GIVEN EXERCISE
Reproduce the listing exactly, with no pictures in your copy.

Collection entries
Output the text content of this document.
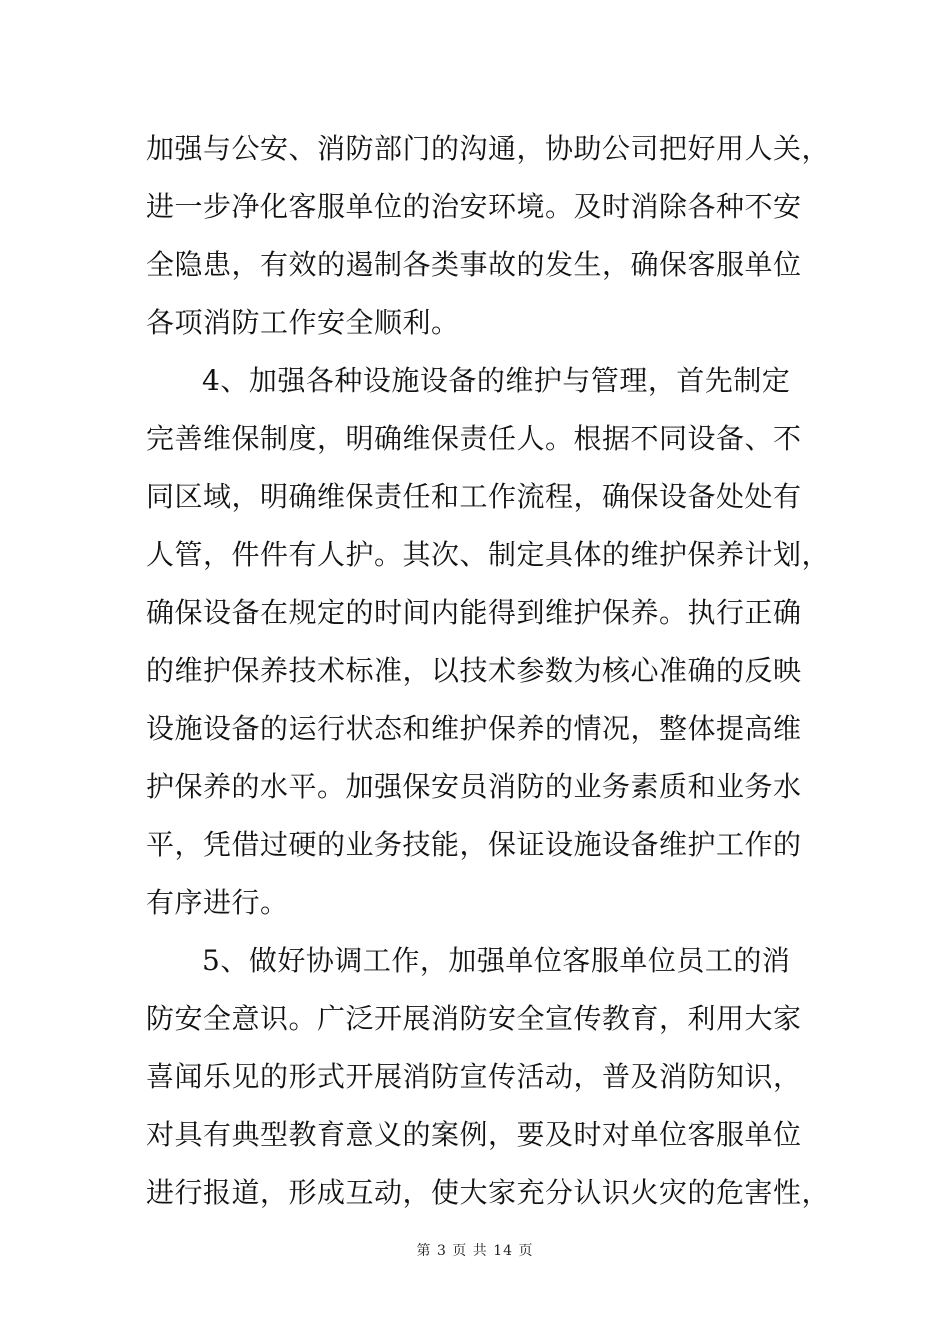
加强与公安、消防部门的沟通，协助公司把好用人关，
进一步净化客服单位的治安环境。及时消除各种不安
全隐患，有效的遏制各类事故的发生，确保客服单位
各项消防工作安全顺利。
4、加强各种设施设备的维护与管理，首先制定
完善维保制度，明确维保责任人。根据不同设备、不
同区域，明确维保责任和工作流程，确保设备处处有
人管，件件有人护。其次、制定具体的维护保养计划，
确保设备在规定的时间内能得到维护保养。执行正确
的维护保养技术标准，以技术参数为核心准确的反映
设施设备的运行状态和维护保养的情况，整体提高维
护保养的水平。加强保安员消防的业务素质和业务水
平，凭借过硬的业务技能，保证设施设备维护工作的
有序进行。
5、做好协调工作，加强单位客服单位员工的消
防安全意识。广泛开展消防安全宣传教育，利用大家
喜闻乐见的形式开展消防宣传活动，普及消防知识，
对具有典型教育意义的案例，要及时对单位客服单位
进行报道，形成互动，使大家充分认识火灾的危害性，
第 3 页 共 14 页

ANSWER IN FULL
Output the text content of this document.
加强与公安、消防部门的沟通，协助公司把好用人关，
进一步净化客服单位的治安环境。及时消除各种不安
全隐患，有效的遏制各类事故的发生，确保客服单位
各项消防工作安全顺利。
4、加强各种设施设备的维护与管理，首先制定
完善维保制度，明确维保责任人。根据不同设备、不
同区域，明确维保责任和工作流程，确保设备处处有
人管，件件有人护。其次、制定具体的维护保养计划，
确保设备在规定的时间内能得到维护保养。执行正确
的维护保养技术标准，以技术参数为核心准确的反映
设施设备的运行状态和维护保养的情况，整体提高维
护保养的水平。加强保安员消防的业务素质和业务水
平，凭借过硬的业务技能，保证设施设备维护工作的
有序进行。
5、做好协调工作，加强单位客服单位员工的消
防安全意识。广泛开展消防安全宣传教育，利用大家
喜闻乐见的形式开展消防宣传活动，普及消防知识，
对具有典型教育意义的案例，要及时对单位客服单位
进行报道，形成互动，使大家充分认识火灾的危害性，
第 3 页 共 14 页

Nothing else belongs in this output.